SHORT PROBLEM:
Check every line of the entries that follow, and copy the ones containing "VANECK".

[Begin RECORDS PROVIDED]

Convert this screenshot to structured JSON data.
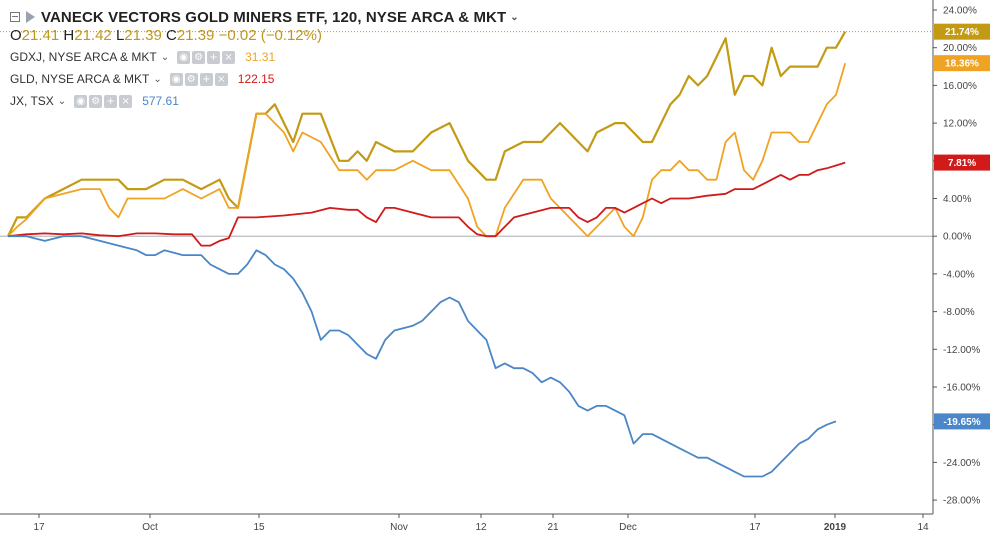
{
  "legend": {
    "title": "VANECK VECTORS GOLD MINERS ETF, 120, NYSE ARCA & MKT",
    "ohlc": {
      "o_label": "O",
      "o": "21.41",
      "h_label": "H",
      "h": "21.42",
      "l_label": "L",
      "l": "21.39",
      "c_label": "C",
      "c": "21.39",
      "change": "−0.02 (−0.12%)"
    },
    "series": [
      {
        "label": "GDXJ, NYSE ARCA & MKT",
        "value": "31.31",
        "color": "#f0a322"
      },
      {
        "label": "GLD, NYSE ARCA & MKT",
        "value": "122.15",
        "color": "#d11a1a"
      },
      {
        "label": "JX, TSX",
        "value": "577.61",
        "color": "#4a86c8"
      }
    ]
  },
  "colors": {
    "main": "#c39a14",
    "gdxj": "#f0a322",
    "gld": "#d11a1a",
    "jx": "#4a86c8"
  },
  "chart_data": {
    "type": "line",
    "x": [
      "17",
      "Oct",
      "15",
      "Nov",
      "12",
      "21",
      "Dec",
      "17",
      "2019",
      "14"
    ],
    "y_ticks": [
      "24.00%",
      "20.00%",
      "16.00%",
      "12.00%",
      "8.00%",
      "4.00%",
      "0.00%",
      "-4.00%",
      "-8.00%",
      "-12.00%",
      "-16.00%",
      "-20.00%",
      "-24.00%",
      "-28.00%"
    ],
    "ylim": [
      -28,
      24
    ],
    "price_tags": [
      {
        "text": "21.74%",
        "color": "#c39a14"
      },
      {
        "text": "18.36%",
        "color": "#f0a322"
      },
      {
        "text": "7.81%",
        "color": "#d11a1a"
      },
      {
        "text": "-19.65%",
        "color": "#4a86c8"
      }
    ],
    "series": [
      {
        "name": "VANECK VECTORS GOLD MINERS ETF",
        "color": "#c39a14",
        "points": [
          [
            0,
            0
          ],
          [
            1,
            2
          ],
          [
            2,
            2
          ],
          [
            4,
            4
          ],
          [
            6,
            5
          ],
          [
            8,
            6
          ],
          [
            10,
            6
          ],
          [
            12,
            6
          ],
          [
            13,
            5
          ],
          [
            15,
            5
          ],
          [
            17,
            6
          ],
          [
            19,
            6
          ],
          [
            21,
            5
          ],
          [
            23,
            6
          ],
          [
            24,
            4
          ],
          [
            25,
            3
          ],
          [
            26,
            8
          ],
          [
            27,
            13
          ],
          [
            28,
            13
          ],
          [
            29,
            14
          ],
          [
            30,
            12
          ],
          [
            31,
            10
          ],
          [
            32,
            13
          ],
          [
            34,
            13
          ],
          [
            36,
            8
          ],
          [
            37,
            8
          ],
          [
            38,
            9
          ],
          [
            39,
            8
          ],
          [
            40,
            10
          ],
          [
            42,
            9
          ],
          [
            44,
            9
          ],
          [
            46,
            11
          ],
          [
            48,
            12
          ],
          [
            50,
            8
          ],
          [
            52,
            6
          ],
          [
            53,
            6
          ],
          [
            54,
            9
          ],
          [
            56,
            10
          ],
          [
            58,
            10
          ],
          [
            60,
            12
          ],
          [
            62,
            10
          ],
          [
            63,
            9
          ],
          [
            64,
            11
          ],
          [
            66,
            12
          ],
          [
            67,
            12
          ],
          [
            68,
            11
          ],
          [
            69,
            10
          ],
          [
            70,
            10
          ],
          [
            71,
            12
          ],
          [
            72,
            14
          ],
          [
            73,
            15
          ],
          [
            74,
            17
          ],
          [
            75,
            16
          ],
          [
            76,
            17
          ],
          [
            77,
            19
          ],
          [
            78,
            21
          ],
          [
            79,
            15
          ],
          [
            80,
            17
          ],
          [
            81,
            17
          ],
          [
            82,
            16
          ],
          [
            83,
            20
          ],
          [
            84,
            17
          ],
          [
            85,
            18
          ],
          [
            86,
            18
          ],
          [
            87,
            18
          ],
          [
            88,
            18
          ],
          [
            89,
            20
          ],
          [
            90,
            20
          ],
          [
            91,
            21.7
          ]
        ]
      },
      {
        "name": "GDXJ",
        "color": "#f0a322",
        "points": [
          [
            0,
            0
          ],
          [
            1,
            1
          ],
          [
            2,
            1.8
          ],
          [
            4,
            4
          ],
          [
            6,
            4.5
          ],
          [
            8,
            5
          ],
          [
            10,
            5
          ],
          [
            11,
            3
          ],
          [
            12,
            2
          ],
          [
            13,
            4
          ],
          [
            15,
            4
          ],
          [
            17,
            4
          ],
          [
            19,
            5
          ],
          [
            21,
            4
          ],
          [
            23,
            5
          ],
          [
            24,
            3
          ],
          [
            25,
            3
          ],
          [
            26,
            8
          ],
          [
            27,
            13
          ],
          [
            28,
            13
          ],
          [
            29,
            12
          ],
          [
            30,
            11
          ],
          [
            31,
            9
          ],
          [
            32,
            11
          ],
          [
            34,
            10
          ],
          [
            36,
            7
          ],
          [
            37,
            7
          ],
          [
            38,
            7
          ],
          [
            39,
            6
          ],
          [
            40,
            7
          ],
          [
            42,
            7
          ],
          [
            44,
            8
          ],
          [
            46,
            7
          ],
          [
            48,
            7
          ],
          [
            50,
            4
          ],
          [
            51,
            1
          ],
          [
            52,
            0
          ],
          [
            53,
            0
          ],
          [
            54,
            3
          ],
          [
            56,
            6
          ],
          [
            58,
            6
          ],
          [
            59,
            4
          ],
          [
            60,
            3
          ],
          [
            61,
            2
          ],
          [
            62,
            1
          ],
          [
            63,
            0
          ],
          [
            64,
            1
          ],
          [
            65,
            2
          ],
          [
            66,
            3
          ],
          [
            67,
            1
          ],
          [
            68,
            0
          ],
          [
            69,
            2
          ],
          [
            70,
            6
          ],
          [
            71,
            7
          ],
          [
            72,
            7
          ],
          [
            73,
            8
          ],
          [
            74,
            7
          ],
          [
            75,
            7
          ],
          [
            76,
            6
          ],
          [
            77,
            6
          ],
          [
            78,
            10
          ],
          [
            79,
            11
          ],
          [
            80,
            7
          ],
          [
            81,
            6
          ],
          [
            82,
            8
          ],
          [
            83,
            11
          ],
          [
            84,
            11
          ],
          [
            85,
            11
          ],
          [
            86,
            10
          ],
          [
            87,
            10
          ],
          [
            88,
            12
          ],
          [
            89,
            14
          ],
          [
            90,
            15
          ],
          [
            91,
            18.36
          ]
        ]
      },
      {
        "name": "GLD",
        "color": "#d11a1a",
        "points": [
          [
            0,
            0
          ],
          [
            2,
            0.2
          ],
          [
            4,
            0.3
          ],
          [
            6,
            0.2
          ],
          [
            8,
            0.3
          ],
          [
            10,
            0.1
          ],
          [
            12,
            0
          ],
          [
            14,
            0.3
          ],
          [
            16,
            0.3
          ],
          [
            18,
            0.2
          ],
          [
            20,
            0.2
          ],
          [
            21,
            -1
          ],
          [
            22,
            -1
          ],
          [
            23,
            -0.5
          ],
          [
            24,
            -0.2
          ],
          [
            25,
            2
          ],
          [
            27,
            2
          ],
          [
            30,
            2.2
          ],
          [
            33,
            2.5
          ],
          [
            35,
            3
          ],
          [
            37,
            2.8
          ],
          [
            38,
            2.8
          ],
          [
            39,
            2
          ],
          [
            40,
            1.5
          ],
          [
            41,
            3
          ],
          [
            42,
            3
          ],
          [
            44,
            2.5
          ],
          [
            46,
            2
          ],
          [
            48,
            2
          ],
          [
            49,
            2
          ],
          [
            50,
            1
          ],
          [
            51,
            0.2
          ],
          [
            52,
            0
          ],
          [
            53,
            0
          ],
          [
            54,
            1
          ],
          [
            55,
            2
          ],
          [
            57,
            2.5
          ],
          [
            59,
            3
          ],
          [
            61,
            3
          ],
          [
            62,
            2
          ],
          [
            63,
            1.5
          ],
          [
            64,
            2
          ],
          [
            65,
            3
          ],
          [
            66,
            3
          ],
          [
            67,
            2.5
          ],
          [
            68,
            3
          ],
          [
            69,
            3.5
          ],
          [
            70,
            4
          ],
          [
            71,
            3.5
          ],
          [
            72,
            4
          ],
          [
            74,
            4
          ],
          [
            76,
            4.3
          ],
          [
            78,
            4.5
          ],
          [
            79,
            5
          ],
          [
            80,
            5
          ],
          [
            81,
            5
          ],
          [
            82,
            5.5
          ],
          [
            83,
            6
          ],
          [
            84,
            6.5
          ],
          [
            85,
            6
          ],
          [
            86,
            6.5
          ],
          [
            87,
            6.5
          ],
          [
            88,
            7
          ],
          [
            89,
            7.2
          ],
          [
            90,
            7.5
          ],
          [
            91,
            7.81
          ]
        ]
      },
      {
        "name": "JX",
        "color": "#4a86c8",
        "points": [
          [
            0,
            0
          ],
          [
            2,
            0
          ],
          [
            4,
            -0.5
          ],
          [
            6,
            0
          ],
          [
            8,
            0
          ],
          [
            10,
            -0.5
          ],
          [
            12,
            -1
          ],
          [
            14,
            -1.5
          ],
          [
            15,
            -2
          ],
          [
            16,
            -2
          ],
          [
            17,
            -1.5
          ],
          [
            19,
            -2
          ],
          [
            21,
            -2
          ],
          [
            22,
            -3
          ],
          [
            23,
            -3.5
          ],
          [
            24,
            -4
          ],
          [
            25,
            -4
          ],
          [
            26,
            -3
          ],
          [
            27,
            -1.5
          ],
          [
            28,
            -2
          ],
          [
            29,
            -3
          ],
          [
            30,
            -3.5
          ],
          [
            31,
            -4.5
          ],
          [
            32,
            -6
          ],
          [
            33,
            -8
          ],
          [
            34,
            -11
          ],
          [
            35,
            -10
          ],
          [
            36,
            -10
          ],
          [
            37,
            -10.5
          ],
          [
            38,
            -11.5
          ],
          [
            39,
            -12.5
          ],
          [
            40,
            -13
          ],
          [
            41,
            -11
          ],
          [
            42,
            -10
          ],
          [
            44,
            -9.5
          ],
          [
            45,
            -9
          ],
          [
            46,
            -8
          ],
          [
            47,
            -7
          ],
          [
            48,
            -6.5
          ],
          [
            49,
            -7
          ],
          [
            50,
            -9
          ],
          [
            51,
            -10
          ],
          [
            52,
            -11
          ],
          [
            53,
            -14
          ],
          [
            54,
            -13.5
          ],
          [
            55,
            -14
          ],
          [
            56,
            -14
          ],
          [
            57,
            -14.5
          ],
          [
            58,
            -15.5
          ],
          [
            59,
            -15
          ],
          [
            60,
            -15.5
          ],
          [
            61,
            -16.5
          ],
          [
            62,
            -18
          ],
          [
            63,
            -18.5
          ],
          [
            64,
            -18
          ],
          [
            65,
            -18
          ],
          [
            66,
            -18.5
          ],
          [
            67,
            -19
          ],
          [
            68,
            -22
          ],
          [
            69,
            -21
          ],
          [
            70,
            -21
          ],
          [
            71,
            -21.5
          ],
          [
            72,
            -22
          ],
          [
            73,
            -22.5
          ],
          [
            74,
            -23
          ],
          [
            75,
            -23.5
          ],
          [
            76,
            -23.5
          ],
          [
            77,
            -24
          ],
          [
            78,
            -24.5
          ],
          [
            79,
            -25
          ],
          [
            80,
            -25.5
          ],
          [
            81,
            -25.5
          ],
          [
            82,
            -25.5
          ],
          [
            83,
            -25
          ],
          [
            84,
            -24
          ],
          [
            85,
            -23
          ],
          [
            86,
            -22
          ],
          [
            87,
            -21.5
          ],
          [
            88,
            -20.5
          ],
          [
            89,
            -20
          ],
          [
            90,
            -19.65
          ]
        ]
      }
    ]
  }
}
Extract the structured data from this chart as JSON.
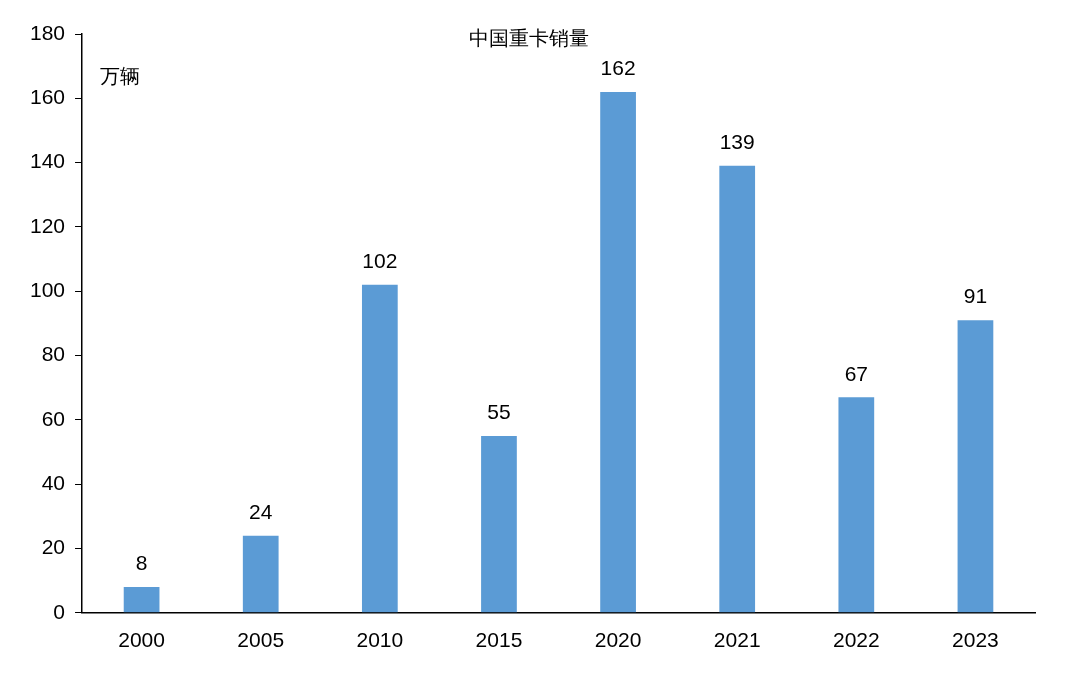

[End RECORDS PROVIDED]

ANSWER TO THIS PROBLEM:
    "title": "VANECK VECTORS GOLD MINERS ETF, 120, NYSE ARCA & MKT",
        "name": "VANECK VECTORS GOLD MINERS ETF",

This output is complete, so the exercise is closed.